## What needs to be done
Please count the lines in the entries below that contain the string "passes", treating uppercase and lowercase letters as different, and reply with only that number.

## Supplied records
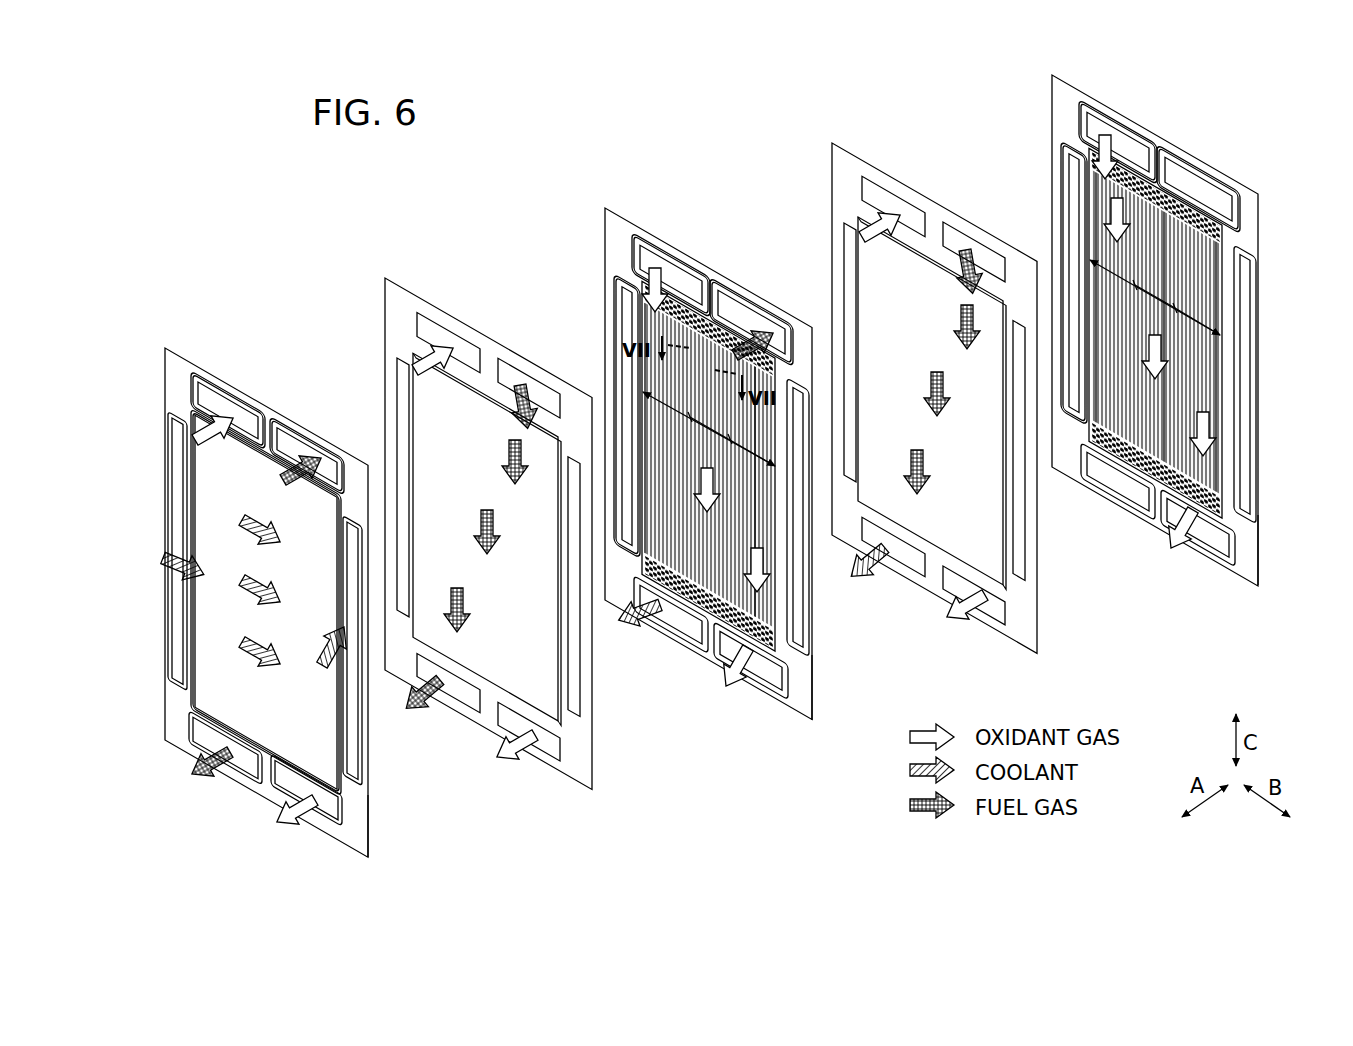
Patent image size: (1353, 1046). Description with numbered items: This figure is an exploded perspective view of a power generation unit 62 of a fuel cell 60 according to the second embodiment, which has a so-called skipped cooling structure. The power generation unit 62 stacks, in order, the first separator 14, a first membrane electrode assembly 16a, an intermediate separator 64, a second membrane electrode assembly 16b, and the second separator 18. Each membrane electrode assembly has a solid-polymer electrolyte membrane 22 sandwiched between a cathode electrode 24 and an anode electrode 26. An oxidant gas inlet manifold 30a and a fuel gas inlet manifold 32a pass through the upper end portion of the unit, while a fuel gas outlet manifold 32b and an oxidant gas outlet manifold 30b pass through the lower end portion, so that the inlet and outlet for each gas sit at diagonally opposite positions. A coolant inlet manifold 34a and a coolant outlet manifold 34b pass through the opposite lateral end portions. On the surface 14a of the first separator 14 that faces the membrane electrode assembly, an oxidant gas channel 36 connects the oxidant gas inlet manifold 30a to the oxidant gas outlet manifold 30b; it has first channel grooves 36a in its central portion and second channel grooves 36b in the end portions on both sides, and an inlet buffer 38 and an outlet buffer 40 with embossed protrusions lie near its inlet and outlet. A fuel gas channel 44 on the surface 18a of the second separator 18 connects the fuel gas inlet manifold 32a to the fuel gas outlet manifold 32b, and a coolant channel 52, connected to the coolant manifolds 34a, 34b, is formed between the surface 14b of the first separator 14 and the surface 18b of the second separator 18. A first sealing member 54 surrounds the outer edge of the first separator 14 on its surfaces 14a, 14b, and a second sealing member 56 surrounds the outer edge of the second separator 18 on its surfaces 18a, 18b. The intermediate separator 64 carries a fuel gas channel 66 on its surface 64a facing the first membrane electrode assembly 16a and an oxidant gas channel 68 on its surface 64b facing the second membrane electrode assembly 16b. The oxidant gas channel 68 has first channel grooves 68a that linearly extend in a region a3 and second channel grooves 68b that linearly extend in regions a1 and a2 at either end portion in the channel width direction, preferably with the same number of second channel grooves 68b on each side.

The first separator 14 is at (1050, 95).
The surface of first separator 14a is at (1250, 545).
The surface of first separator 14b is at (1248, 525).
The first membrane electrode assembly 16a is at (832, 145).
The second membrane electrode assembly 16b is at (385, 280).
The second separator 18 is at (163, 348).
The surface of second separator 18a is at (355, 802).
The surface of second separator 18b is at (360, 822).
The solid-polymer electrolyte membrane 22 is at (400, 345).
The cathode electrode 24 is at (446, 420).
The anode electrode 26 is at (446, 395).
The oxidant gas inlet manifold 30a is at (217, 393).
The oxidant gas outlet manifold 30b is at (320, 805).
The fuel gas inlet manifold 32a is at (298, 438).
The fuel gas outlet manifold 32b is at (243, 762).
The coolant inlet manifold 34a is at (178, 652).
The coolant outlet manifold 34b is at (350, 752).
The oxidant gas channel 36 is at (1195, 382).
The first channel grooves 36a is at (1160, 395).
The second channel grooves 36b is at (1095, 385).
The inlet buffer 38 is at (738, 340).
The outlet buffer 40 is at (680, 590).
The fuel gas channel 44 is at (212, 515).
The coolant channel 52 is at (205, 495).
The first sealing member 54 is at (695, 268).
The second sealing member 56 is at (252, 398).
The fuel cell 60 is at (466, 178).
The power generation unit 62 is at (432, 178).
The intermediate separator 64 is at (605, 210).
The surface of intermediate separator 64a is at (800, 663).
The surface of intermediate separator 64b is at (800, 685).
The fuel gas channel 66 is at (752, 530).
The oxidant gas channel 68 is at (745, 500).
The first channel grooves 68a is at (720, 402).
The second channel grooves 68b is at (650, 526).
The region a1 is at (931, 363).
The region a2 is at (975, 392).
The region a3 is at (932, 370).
...
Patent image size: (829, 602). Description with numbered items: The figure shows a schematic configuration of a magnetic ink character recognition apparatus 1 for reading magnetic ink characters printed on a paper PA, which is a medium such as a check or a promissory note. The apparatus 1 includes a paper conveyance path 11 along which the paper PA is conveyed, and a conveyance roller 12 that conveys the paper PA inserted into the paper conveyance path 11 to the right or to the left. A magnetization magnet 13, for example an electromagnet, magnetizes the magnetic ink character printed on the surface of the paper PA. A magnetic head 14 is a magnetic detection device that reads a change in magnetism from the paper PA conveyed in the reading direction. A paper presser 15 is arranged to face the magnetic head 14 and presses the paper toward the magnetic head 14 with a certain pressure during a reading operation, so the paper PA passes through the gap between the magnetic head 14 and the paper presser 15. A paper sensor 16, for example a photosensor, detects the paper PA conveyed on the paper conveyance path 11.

## Full response
1